STATED PROBLEM: State only how many lines below include the string "color".

Dataset entries on figures:
- - -

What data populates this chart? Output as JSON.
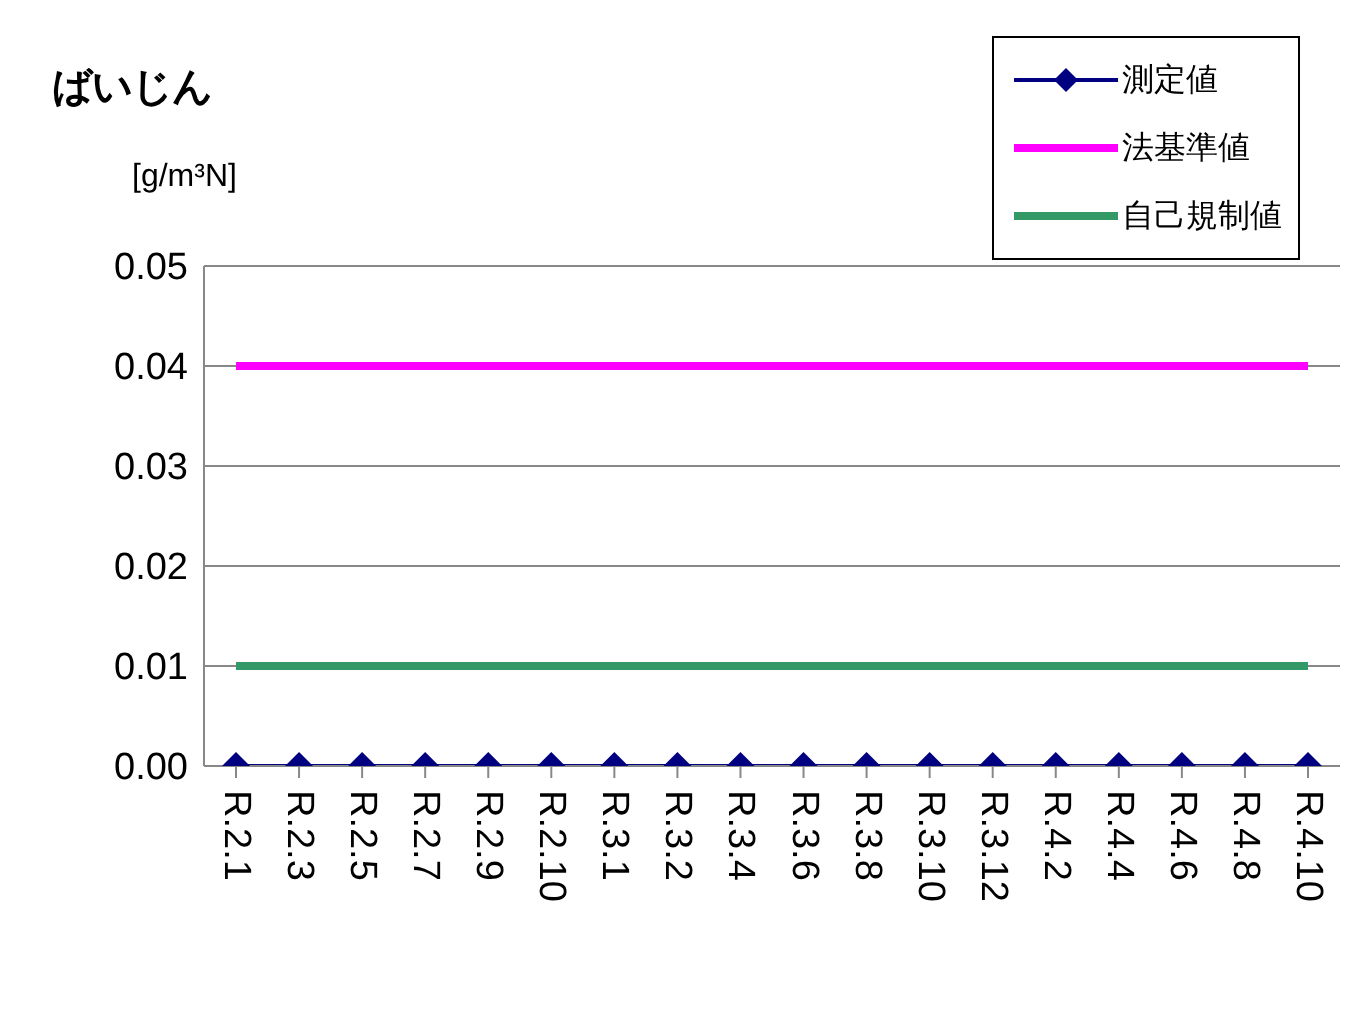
{
  "chart_data": {
    "type": "line",
    "title": "ばいじん",
    "ylabel": "[g/m³N]",
    "categories": [
      "R.2.1",
      "R.2.3",
      "R.2.5",
      "R.2.7",
      "R.2.9",
      "R.2.10",
      "R.3.1",
      "R.3.2",
      "R.3.4",
      "R.3.6",
      "R.3.8",
      "R.3.10",
      "R.3.12",
      "R.4.2",
      "R.4.4",
      "R.4.6",
      "R.4.8",
      "R.4.10"
    ],
    "series": [
      {
        "name": "測定値",
        "color": "#000080",
        "marker": "diamond",
        "values": [
          0,
          0,
          0,
          0,
          0,
          0,
          0,
          0,
          0,
          0,
          0,
          0,
          0,
          0,
          0,
          0,
          0,
          0
        ]
      },
      {
        "name": "法基準値",
        "color": "#ff00ff",
        "marker": "none",
        "values": [
          0.04,
          0.04,
          0.04,
          0.04,
          0.04,
          0.04,
          0.04,
          0.04,
          0.04,
          0.04,
          0.04,
          0.04,
          0.04,
          0.04,
          0.04,
          0.04,
          0.04,
          0.04
        ]
      },
      {
        "name": "自己規制値",
        "color": "#339966",
        "marker": "none",
        "values": [
          0.01,
          0.01,
          0.01,
          0.01,
          0.01,
          0.01,
          0.01,
          0.01,
          0.01,
          0.01,
          0.01,
          0.01,
          0.01,
          0.01,
          0.01,
          0.01,
          0.01,
          0.01
        ]
      }
    ],
    "ylim": [
      0,
      0.05
    ],
    "yticks": [
      {
        "value": 0,
        "label": "0.00"
      },
      {
        "value": 0.01,
        "label": "0.01"
      },
      {
        "value": 0.02,
        "label": "0.02"
      },
      {
        "value": 0.03,
        "label": "0.03"
      },
      {
        "value": 0.04,
        "label": "0.04"
      },
      {
        "value": 0.05,
        "label": "0.05"
      }
    ],
    "grid": "y",
    "legend": "top right"
  }
}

- - -

EXERCISE SOLUTION: 3